• [Exercise prompt]: Tally every line of the listing below that holds "alpha", then give the tally alone.
>> START Provided information
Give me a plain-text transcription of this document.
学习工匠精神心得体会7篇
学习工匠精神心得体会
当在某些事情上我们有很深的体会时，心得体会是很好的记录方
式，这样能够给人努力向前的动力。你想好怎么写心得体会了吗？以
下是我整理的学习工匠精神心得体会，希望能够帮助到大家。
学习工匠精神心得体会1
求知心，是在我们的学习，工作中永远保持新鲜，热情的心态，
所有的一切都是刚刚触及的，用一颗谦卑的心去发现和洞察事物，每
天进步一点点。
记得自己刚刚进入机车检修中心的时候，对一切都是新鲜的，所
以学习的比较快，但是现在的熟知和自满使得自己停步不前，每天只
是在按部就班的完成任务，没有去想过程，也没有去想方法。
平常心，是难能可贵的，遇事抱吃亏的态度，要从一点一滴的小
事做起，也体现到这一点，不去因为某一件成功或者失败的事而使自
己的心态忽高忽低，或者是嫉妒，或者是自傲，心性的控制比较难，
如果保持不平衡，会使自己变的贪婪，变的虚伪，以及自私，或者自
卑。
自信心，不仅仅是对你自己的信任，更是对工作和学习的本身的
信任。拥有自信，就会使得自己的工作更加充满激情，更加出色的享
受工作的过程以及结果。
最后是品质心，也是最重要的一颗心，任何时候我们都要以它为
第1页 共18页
>> END Provided information
>> START Provided information
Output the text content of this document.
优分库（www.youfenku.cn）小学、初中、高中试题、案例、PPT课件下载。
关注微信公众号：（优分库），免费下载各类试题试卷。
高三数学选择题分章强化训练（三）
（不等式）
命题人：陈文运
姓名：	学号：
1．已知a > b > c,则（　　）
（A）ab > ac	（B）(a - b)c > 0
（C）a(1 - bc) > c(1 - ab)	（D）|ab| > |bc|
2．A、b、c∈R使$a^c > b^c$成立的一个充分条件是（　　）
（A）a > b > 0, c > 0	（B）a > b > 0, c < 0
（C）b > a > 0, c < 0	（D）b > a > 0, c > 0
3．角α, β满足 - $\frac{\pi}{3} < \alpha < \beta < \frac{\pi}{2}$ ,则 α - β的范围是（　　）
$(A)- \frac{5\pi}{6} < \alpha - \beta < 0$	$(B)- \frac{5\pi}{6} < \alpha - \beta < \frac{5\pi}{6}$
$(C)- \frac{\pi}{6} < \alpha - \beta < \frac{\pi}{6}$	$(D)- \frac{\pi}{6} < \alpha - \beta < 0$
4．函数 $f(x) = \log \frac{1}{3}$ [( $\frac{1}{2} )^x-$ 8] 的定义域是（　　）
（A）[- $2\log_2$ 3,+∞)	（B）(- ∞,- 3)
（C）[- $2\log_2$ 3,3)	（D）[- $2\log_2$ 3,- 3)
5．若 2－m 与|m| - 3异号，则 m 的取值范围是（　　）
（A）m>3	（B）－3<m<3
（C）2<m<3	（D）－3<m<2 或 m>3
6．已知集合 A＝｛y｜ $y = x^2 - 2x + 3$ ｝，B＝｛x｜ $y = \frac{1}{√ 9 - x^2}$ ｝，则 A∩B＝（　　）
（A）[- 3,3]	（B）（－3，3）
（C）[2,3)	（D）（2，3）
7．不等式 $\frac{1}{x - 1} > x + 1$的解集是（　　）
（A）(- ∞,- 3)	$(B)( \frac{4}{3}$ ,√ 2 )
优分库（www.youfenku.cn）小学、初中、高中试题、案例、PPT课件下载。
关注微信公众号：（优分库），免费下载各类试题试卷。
>> END Provided information
• [The solution]: 3